*EXERCISE*
Copy out every record below exactly as written, but leave out any pictures.

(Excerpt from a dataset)
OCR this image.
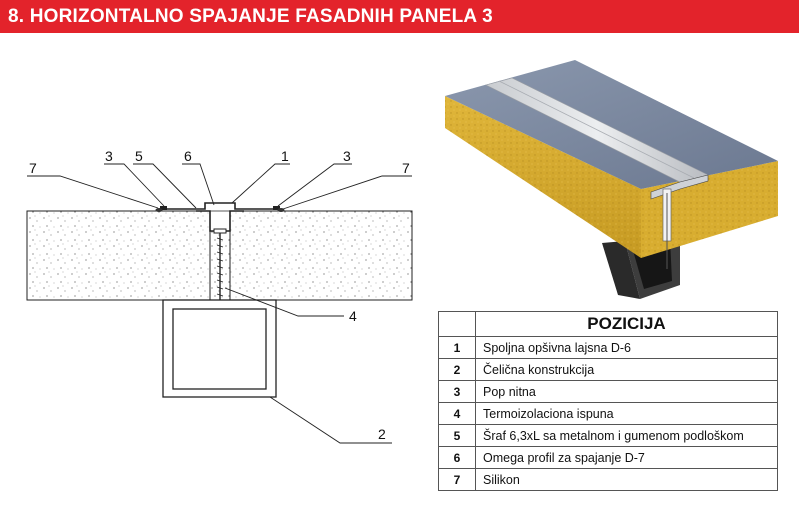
8. HORIZONTALNO SPAJANJE FASADNIH PANELA 3
7
3 5	6	1	3
7
4
2
	POZICIJA
1	Spoljna opšivna lajsna D-6
2	Čelična konstrukcija
3	Pop nitna
4	Termoizolaciona ispuna
5	Šraf 6,3xL sa metalnom i gumenom podloškom
6	Omega profil za spajanje D-7
7	Silikon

*THE RESPONSE*
OCR this image.
8. HORIZONTALNO SPAJANJE FASADNIH PANELA 3
7
3 5	6	1	3
7
4
2
	POZICIJA
1	Spoljna opšivna lajsna D-6
2	Čelična konstrukcija
3	Pop nitna
4	Termoizolaciona ispuna
5	Šraf 6,3xL sa metalnom i gumenom podloškom
6	Omega profil za spajanje D-7
7	Silikon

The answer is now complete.